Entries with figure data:

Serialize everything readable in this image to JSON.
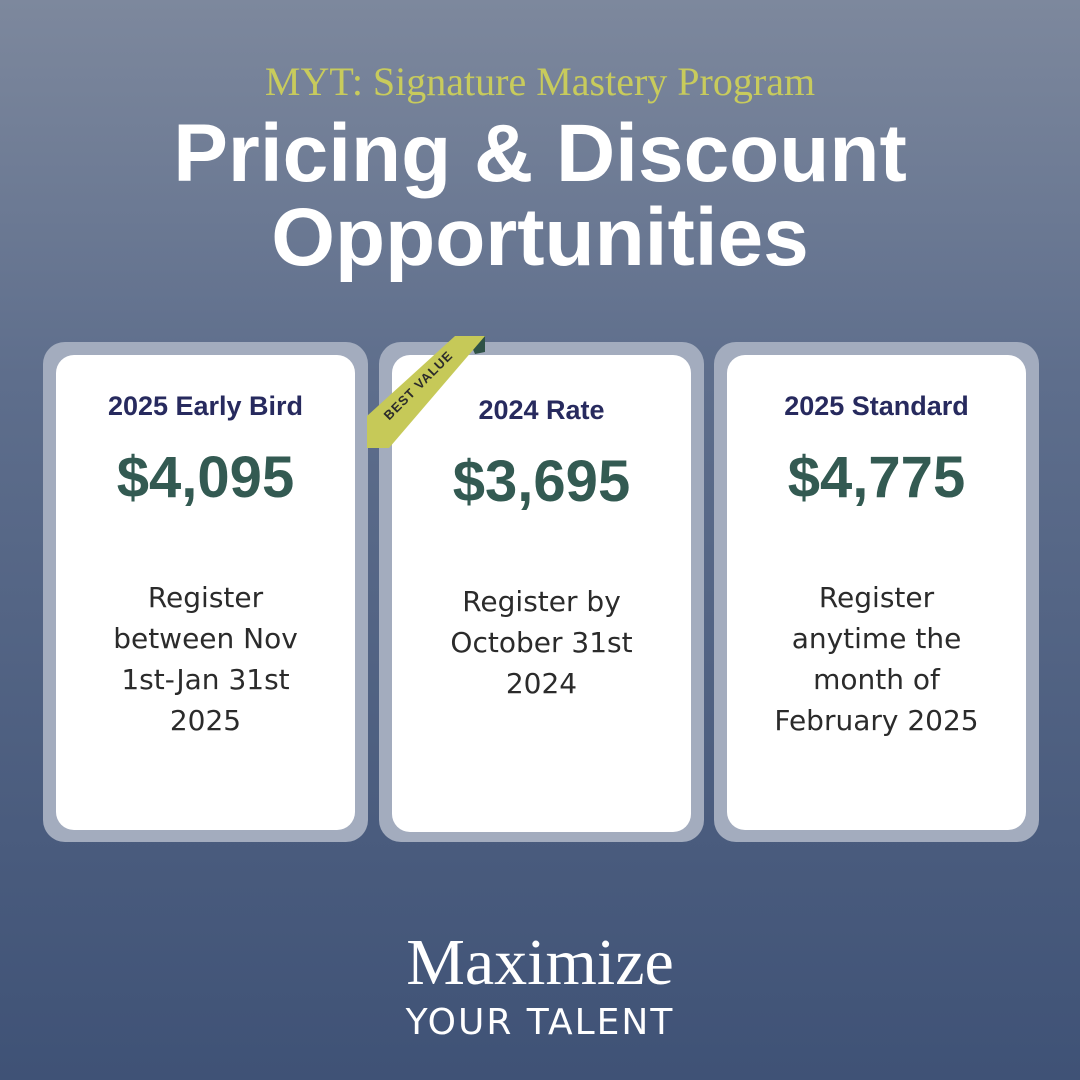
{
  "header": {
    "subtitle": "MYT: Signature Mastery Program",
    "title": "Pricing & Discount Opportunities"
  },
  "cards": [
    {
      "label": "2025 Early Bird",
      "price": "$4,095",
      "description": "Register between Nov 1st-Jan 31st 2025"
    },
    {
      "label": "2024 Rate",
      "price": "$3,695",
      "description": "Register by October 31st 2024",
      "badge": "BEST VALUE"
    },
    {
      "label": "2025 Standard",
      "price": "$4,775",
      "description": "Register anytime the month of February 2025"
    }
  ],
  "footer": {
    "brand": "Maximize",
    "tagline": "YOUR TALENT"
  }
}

Your task: Pictures in the data above should not be copied; transcribe everything else exactly.

Solution for this task:
Serialize everything readable in this image to JSON.
{
  "header": {
    "subtitle": "MYT: Signature Mastery Program",
    "title": "Pricing & Discount Opportunities"
  },
  "cards": [
    {
      "label": "2025 Early Bird",
      "price": "$4,095",
      "description": "Register between Nov 1st-Jan 31st 2025"
    },
    {
      "label": "2024 Rate",
      "price": "$3,695",
      "description": "Register by October 31st 2024",
      "badge": "BEST VALUE"
    },
    {
      "label": "2025 Standard",
      "price": "$4,775",
      "description": "Register anytime the month of February 2025"
    }
  ],
  "footer": {
    "brand": "Maximize",
    "tagline": "YOUR TALENT"
  }
}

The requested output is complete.